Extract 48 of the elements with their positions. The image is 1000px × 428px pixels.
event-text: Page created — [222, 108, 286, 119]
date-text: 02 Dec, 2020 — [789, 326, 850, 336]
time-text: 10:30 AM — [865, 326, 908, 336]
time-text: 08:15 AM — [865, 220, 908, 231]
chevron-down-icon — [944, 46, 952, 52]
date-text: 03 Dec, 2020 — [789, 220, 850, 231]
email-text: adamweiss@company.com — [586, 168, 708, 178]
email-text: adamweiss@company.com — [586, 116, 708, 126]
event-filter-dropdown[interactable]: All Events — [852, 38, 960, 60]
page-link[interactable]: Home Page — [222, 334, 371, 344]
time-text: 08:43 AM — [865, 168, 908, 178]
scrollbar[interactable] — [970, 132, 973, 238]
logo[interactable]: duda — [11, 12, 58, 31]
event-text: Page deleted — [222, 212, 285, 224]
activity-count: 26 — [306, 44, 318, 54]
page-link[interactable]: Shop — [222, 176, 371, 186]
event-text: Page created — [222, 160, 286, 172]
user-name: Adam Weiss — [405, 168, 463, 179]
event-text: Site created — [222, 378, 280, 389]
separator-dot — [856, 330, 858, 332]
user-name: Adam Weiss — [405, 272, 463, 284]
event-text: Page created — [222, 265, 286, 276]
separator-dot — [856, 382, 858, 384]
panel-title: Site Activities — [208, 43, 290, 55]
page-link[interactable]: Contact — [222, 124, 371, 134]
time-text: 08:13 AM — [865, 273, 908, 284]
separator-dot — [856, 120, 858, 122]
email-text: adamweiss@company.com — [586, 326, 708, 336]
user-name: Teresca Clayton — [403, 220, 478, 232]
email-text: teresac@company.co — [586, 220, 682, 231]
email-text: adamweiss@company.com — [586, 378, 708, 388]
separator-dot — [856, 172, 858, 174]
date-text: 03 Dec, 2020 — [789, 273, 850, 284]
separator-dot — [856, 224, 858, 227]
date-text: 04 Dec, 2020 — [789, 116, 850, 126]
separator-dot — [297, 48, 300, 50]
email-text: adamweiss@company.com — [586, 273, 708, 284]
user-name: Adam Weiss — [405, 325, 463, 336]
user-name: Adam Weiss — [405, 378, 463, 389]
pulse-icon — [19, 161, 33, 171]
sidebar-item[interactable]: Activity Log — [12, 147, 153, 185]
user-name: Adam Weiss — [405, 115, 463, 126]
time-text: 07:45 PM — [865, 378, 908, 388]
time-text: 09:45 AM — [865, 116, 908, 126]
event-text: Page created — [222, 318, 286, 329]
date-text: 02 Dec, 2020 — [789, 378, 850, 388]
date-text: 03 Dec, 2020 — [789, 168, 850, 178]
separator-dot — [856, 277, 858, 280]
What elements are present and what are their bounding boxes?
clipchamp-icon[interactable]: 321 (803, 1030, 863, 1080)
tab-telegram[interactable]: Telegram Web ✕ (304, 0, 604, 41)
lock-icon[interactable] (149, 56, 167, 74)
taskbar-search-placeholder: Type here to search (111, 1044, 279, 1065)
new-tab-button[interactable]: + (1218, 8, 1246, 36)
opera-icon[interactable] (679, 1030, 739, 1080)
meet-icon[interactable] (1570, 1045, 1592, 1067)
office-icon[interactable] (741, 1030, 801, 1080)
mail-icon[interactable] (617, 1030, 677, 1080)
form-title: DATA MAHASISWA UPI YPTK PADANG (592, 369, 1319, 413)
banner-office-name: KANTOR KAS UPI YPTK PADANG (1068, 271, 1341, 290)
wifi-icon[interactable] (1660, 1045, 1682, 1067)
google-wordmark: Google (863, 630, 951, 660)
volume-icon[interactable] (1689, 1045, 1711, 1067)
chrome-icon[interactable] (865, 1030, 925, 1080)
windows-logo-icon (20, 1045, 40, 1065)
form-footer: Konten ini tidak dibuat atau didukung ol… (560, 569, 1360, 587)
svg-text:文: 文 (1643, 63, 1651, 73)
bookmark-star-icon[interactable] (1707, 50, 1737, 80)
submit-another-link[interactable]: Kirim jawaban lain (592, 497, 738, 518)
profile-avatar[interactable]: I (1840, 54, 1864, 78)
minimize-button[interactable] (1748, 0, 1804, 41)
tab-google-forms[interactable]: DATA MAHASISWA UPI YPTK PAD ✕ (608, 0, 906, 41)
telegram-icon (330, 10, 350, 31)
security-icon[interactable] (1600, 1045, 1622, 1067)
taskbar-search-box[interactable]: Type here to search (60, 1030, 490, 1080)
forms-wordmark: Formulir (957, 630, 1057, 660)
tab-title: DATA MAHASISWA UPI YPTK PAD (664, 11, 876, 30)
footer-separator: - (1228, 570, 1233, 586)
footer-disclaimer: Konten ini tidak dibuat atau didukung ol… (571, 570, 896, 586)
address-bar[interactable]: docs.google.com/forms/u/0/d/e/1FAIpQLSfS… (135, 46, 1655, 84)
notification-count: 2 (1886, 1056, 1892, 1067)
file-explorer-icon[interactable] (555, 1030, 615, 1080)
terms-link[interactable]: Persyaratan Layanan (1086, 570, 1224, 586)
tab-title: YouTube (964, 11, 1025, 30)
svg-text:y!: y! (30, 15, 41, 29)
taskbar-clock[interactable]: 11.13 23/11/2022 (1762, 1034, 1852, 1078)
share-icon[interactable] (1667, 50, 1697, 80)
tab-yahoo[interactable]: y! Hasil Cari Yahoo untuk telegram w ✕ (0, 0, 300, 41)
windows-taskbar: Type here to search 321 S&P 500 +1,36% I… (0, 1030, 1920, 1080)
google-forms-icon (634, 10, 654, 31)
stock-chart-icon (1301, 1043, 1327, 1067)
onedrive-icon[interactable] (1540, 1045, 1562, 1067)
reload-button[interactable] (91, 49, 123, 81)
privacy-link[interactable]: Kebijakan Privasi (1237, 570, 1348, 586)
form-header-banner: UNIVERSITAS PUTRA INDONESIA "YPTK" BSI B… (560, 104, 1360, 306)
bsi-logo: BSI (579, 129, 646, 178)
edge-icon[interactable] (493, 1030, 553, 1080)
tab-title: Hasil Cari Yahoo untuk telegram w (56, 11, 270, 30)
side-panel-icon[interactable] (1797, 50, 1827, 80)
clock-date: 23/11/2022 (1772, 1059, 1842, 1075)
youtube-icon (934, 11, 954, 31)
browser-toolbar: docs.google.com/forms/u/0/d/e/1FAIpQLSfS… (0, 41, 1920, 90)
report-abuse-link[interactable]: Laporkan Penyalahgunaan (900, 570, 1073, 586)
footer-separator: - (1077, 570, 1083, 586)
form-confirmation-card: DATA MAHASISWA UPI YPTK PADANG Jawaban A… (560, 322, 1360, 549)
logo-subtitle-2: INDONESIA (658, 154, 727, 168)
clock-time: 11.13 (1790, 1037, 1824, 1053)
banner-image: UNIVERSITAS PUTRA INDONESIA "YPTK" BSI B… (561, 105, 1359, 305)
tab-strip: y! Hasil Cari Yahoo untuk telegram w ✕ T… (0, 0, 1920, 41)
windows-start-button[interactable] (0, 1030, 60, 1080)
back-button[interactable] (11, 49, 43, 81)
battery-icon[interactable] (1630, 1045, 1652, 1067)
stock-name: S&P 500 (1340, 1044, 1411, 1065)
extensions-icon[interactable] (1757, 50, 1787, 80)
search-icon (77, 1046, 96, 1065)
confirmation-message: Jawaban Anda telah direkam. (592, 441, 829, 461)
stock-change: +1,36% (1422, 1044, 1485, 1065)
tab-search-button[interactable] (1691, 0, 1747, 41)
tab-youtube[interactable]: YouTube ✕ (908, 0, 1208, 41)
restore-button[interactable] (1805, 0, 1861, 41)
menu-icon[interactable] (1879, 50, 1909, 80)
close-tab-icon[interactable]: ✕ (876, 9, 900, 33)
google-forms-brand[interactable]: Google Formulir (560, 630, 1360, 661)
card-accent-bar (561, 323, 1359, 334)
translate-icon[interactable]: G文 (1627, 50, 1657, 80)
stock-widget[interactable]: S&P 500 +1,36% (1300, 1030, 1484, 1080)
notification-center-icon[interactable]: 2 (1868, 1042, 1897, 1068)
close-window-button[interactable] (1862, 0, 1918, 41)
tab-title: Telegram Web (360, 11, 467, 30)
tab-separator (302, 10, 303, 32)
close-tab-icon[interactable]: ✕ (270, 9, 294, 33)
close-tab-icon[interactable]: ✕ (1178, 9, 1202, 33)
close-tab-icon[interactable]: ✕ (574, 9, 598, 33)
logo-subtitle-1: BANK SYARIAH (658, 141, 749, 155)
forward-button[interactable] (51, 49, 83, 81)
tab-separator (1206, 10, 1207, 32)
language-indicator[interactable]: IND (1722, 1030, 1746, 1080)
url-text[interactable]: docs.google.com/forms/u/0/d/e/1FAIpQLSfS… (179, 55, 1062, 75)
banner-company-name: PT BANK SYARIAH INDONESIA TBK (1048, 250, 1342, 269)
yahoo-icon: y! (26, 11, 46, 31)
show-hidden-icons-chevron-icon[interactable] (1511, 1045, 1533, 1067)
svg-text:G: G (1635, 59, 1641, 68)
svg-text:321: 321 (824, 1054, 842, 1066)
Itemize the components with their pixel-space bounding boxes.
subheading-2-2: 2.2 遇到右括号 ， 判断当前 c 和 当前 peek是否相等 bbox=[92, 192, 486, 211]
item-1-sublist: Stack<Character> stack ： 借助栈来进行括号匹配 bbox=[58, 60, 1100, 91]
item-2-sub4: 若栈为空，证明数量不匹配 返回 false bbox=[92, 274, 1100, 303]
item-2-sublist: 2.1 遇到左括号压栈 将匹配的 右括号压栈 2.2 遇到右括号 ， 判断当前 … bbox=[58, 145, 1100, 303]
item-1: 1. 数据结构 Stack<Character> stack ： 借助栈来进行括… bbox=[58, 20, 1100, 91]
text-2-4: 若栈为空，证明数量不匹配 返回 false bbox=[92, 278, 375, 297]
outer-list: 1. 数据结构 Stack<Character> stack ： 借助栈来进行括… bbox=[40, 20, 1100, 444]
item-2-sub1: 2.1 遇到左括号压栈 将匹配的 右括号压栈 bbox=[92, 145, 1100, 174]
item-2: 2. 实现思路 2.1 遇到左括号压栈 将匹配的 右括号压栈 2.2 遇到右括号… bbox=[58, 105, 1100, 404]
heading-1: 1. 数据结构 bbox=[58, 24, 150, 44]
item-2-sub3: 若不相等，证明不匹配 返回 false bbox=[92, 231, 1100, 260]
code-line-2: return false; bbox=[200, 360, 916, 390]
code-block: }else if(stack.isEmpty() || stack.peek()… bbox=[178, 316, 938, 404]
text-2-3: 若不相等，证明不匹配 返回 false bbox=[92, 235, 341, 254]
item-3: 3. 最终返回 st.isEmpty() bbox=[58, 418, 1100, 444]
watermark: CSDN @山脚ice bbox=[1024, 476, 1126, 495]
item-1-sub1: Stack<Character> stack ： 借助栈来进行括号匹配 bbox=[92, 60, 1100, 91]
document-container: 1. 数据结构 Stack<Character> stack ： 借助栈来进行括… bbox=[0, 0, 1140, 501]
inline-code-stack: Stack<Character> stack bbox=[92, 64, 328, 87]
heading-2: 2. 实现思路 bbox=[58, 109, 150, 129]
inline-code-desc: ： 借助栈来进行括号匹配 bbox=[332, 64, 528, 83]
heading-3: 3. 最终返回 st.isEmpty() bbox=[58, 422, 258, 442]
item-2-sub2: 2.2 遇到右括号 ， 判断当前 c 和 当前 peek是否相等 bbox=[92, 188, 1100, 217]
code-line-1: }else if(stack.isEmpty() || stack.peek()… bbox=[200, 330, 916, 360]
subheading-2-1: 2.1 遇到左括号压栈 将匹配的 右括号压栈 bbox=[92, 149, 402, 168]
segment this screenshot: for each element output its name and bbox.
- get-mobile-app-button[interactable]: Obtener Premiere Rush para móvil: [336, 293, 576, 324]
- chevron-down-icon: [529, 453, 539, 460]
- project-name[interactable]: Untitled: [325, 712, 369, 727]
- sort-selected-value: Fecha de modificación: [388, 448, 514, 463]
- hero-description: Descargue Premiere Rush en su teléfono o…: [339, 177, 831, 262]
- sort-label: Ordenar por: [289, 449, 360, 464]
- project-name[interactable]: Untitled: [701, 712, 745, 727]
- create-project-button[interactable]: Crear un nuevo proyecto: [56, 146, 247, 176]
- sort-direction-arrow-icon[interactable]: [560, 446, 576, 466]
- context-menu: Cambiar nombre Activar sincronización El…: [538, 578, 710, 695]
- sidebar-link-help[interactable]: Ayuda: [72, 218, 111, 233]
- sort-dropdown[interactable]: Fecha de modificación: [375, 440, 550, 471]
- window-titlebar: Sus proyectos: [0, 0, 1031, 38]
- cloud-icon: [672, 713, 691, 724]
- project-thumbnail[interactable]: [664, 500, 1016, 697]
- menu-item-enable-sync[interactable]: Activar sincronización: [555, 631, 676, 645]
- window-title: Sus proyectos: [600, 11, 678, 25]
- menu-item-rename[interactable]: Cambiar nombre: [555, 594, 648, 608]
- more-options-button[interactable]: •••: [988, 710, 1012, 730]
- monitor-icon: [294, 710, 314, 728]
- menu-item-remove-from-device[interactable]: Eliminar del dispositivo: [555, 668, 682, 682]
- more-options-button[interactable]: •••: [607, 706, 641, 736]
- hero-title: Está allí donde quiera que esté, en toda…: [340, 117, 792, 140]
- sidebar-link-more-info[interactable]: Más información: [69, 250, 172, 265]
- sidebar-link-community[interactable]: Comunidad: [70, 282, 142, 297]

| REQUIRED WORK |
Starting with the first line and going on through the line that contains "email-text: adamweiss@company.com — [586, 168, 708, 178]", write out each of these lines word for word.

| SOLUTION FOR THIS PROBLEM |
Extract 48 of the elements with their positions. The image is 1000px × 428px pixels.
event-text: Page created — [222, 108, 286, 119]
date-text: 02 Dec, 2020 — [789, 326, 850, 336]
time-text: 10:30 AM — [865, 326, 908, 336]
time-text: 08:15 AM — [865, 220, 908, 231]
chevron-down-icon — [944, 46, 952, 52]
date-text: 03 Dec, 2020 — [789, 220, 850, 231]
email-text: adamweiss@company.com — [586, 168, 708, 178]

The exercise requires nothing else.